Written instruction
Extract every entry word for word. Skip the pictures.

Dataset items
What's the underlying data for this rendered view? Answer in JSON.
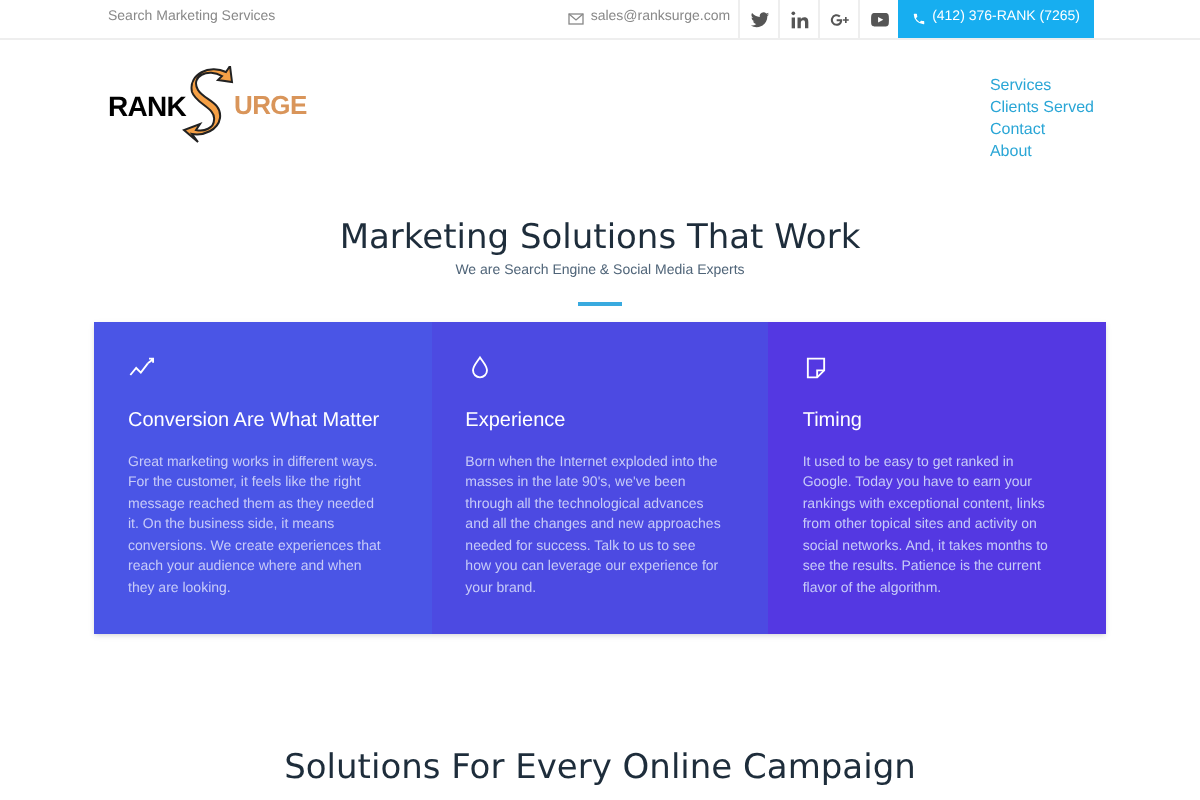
{
  "topbar": {
    "tagline": "Search Marketing Services",
    "email": "sales@ranksurge.com",
    "socials": [
      {
        "kind": "twitter"
      },
      {
        "kind": "linkedin"
      },
      {
        "kind": "googleplus"
      },
      {
        "kind": "youtube"
      }
    ],
    "phone": "(412) 376-RANK (7265)"
  },
  "logo": {
    "left": "RANK",
    "right": "URGE"
  },
  "nav": [
    "Services",
    "Clients Served",
    "Contact",
    "About"
  ],
  "hero": {
    "title": "Marketing Solutions That Work",
    "subtitle": "We are Search Engine & Social Media Experts"
  },
  "features": [
    {
      "kind": "trend",
      "title": "Conversion Are What Matter",
      "body": "Great marketing works in different ways. For the customer, it feels like the right message reached them as they needed it. On the business side, it means conversions. We create experiences that reach your audience where and when they are looking."
    },
    {
      "kind": "drop",
      "title": "Experience",
      "body": "Born when the Internet exploded into the masses in the late 90's, we've been through all the technological advances and all the changes and new approaches needed for success. Talk to us to see how you can leverage our experience for your brand."
    },
    {
      "kind": "note",
      "title": "Timing",
      "body": "It used to be easy to get ranked in Google. Today you have to earn your rankings with exceptional content, links from other topical sites and activity on social networks. And, it takes months to see the results. Patience is the current flavor of the algorithm."
    }
  ],
  "next_section": {
    "title": "Solutions For Every Online Campaign"
  }
}
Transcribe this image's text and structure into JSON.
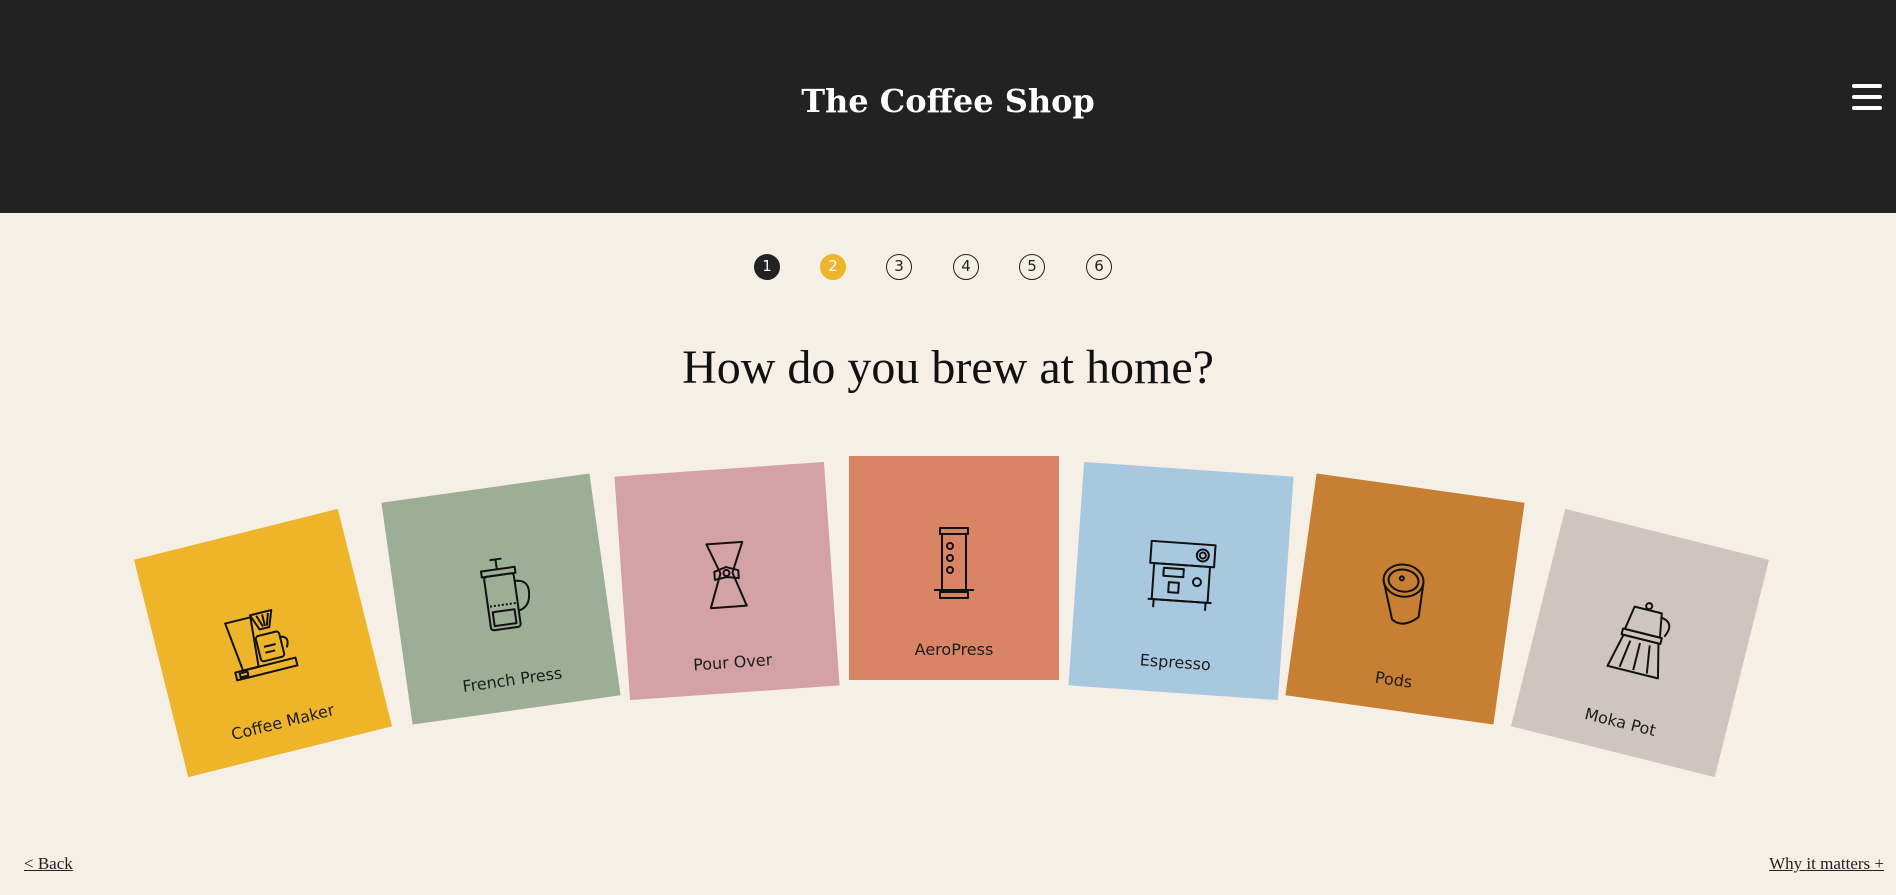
{
  "header": {
    "title": "The Coffee Shop"
  },
  "steps": [
    "1",
    "2",
    "3",
    "4",
    "5",
    "6"
  ],
  "question": "How do you brew at home?",
  "cards": [
    {
      "label": "Coffee Maker",
      "color": "#eeb42a",
      "icon": "coffee-maker-icon"
    },
    {
      "label": "French Press",
      "color": "#9cae96",
      "icon": "french-press-icon"
    },
    {
      "label": "Pour Over",
      "color": "#d4a1a6",
      "icon": "pour-over-icon"
    },
    {
      "label": "AeroPress",
      "color": "#d98565",
      "icon": "aeropress-icon"
    },
    {
      "label": "Espresso",
      "color": "#a8c8e0",
      "icon": "espresso-machine-icon"
    },
    {
      "label": "Pods",
      "color": "#c67f33",
      "icon": "coffee-pod-icon"
    },
    {
      "label": "Moka Pot",
      "color": "#cfc5c0",
      "icon": "moka-pot-icon"
    }
  ],
  "footer": {
    "back": "< Back",
    "why": "Why it matters +"
  }
}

Written solution
What's the underlying data for this rendered view? Answer in JSON.
{
  "topbar": {
    "tagline": "Search Marketing Services",
    "email": "sales@ranksurge.com",
    "socials": [
      {
        "kind": "twitter"
      },
      {
        "kind": "linkedin"
      },
      {
        "kind": "googleplus"
      },
      {
        "kind": "youtube"
      }
    ],
    "phone": "(412) 376-RANK (7265)"
  },
  "logo": {
    "left": "RANK",
    "right": "URGE"
  },
  "nav": [
    "Services",
    "Clients Served",
    "Contact",
    "About"
  ],
  "hero": {
    "title": "Marketing Solutions That Work",
    "subtitle": "We are Search Engine & Social Media Experts"
  },
  "features": [
    {
      "kind": "trend",
      "title": "Conversion Are What Matter",
      "body": "Great marketing works in different ways. For the customer, it feels like the right message reached them as they needed it. On the business side, it means conversions. We create experiences that reach your audience where and when they are looking."
    },
    {
      "kind": "drop",
      "title": "Experience",
      "body": "Born when the Internet exploded into the masses in the late 90's, we've been through all the technological advances and all the changes and new approaches needed for success. Talk to us to see how you can leverage our experience for your brand."
    },
    {
      "kind": "note",
      "title": "Timing",
      "body": "It used to be easy to get ranked in Google. Today you have to earn your rankings with exceptional content, links from other topical sites and activity on social networks. And, it takes months to see the results. Patience is the current flavor of the algorithm."
    }
  ],
  "next_section": {
    "title": "Solutions For Every Online Campaign"
  }
}
Transcribe this image's text and structure into JSON.
{
  "header": {
    "title": "The Coffee Shop"
  },
  "steps": [
    "1",
    "2",
    "3",
    "4",
    "5",
    "6"
  ],
  "question": "How do you brew at home?",
  "cards": [
    {
      "label": "Coffee Maker",
      "color": "#eeb42a",
      "icon": "coffee-maker-icon"
    },
    {
      "label": "French Press",
      "color": "#9cae96",
      "icon": "french-press-icon"
    },
    {
      "label": "Pour Over",
      "color": "#d4a1a6",
      "icon": "pour-over-icon"
    },
    {
      "label": "AeroPress",
      "color": "#d98565",
      "icon": "aeropress-icon"
    },
    {
      "label": "Espresso",
      "color": "#a8c8e0",
      "icon": "espresso-machine-icon"
    },
    {
      "label": "Pods",
      "color": "#c67f33",
      "icon": "coffee-pod-icon"
    },
    {
      "label": "Moka Pot",
      "color": "#cfc5c0",
      "icon": "moka-pot-icon"
    }
  ],
  "footer": {
    "back": "< Back",
    "why": "Why it matters +"
  }
}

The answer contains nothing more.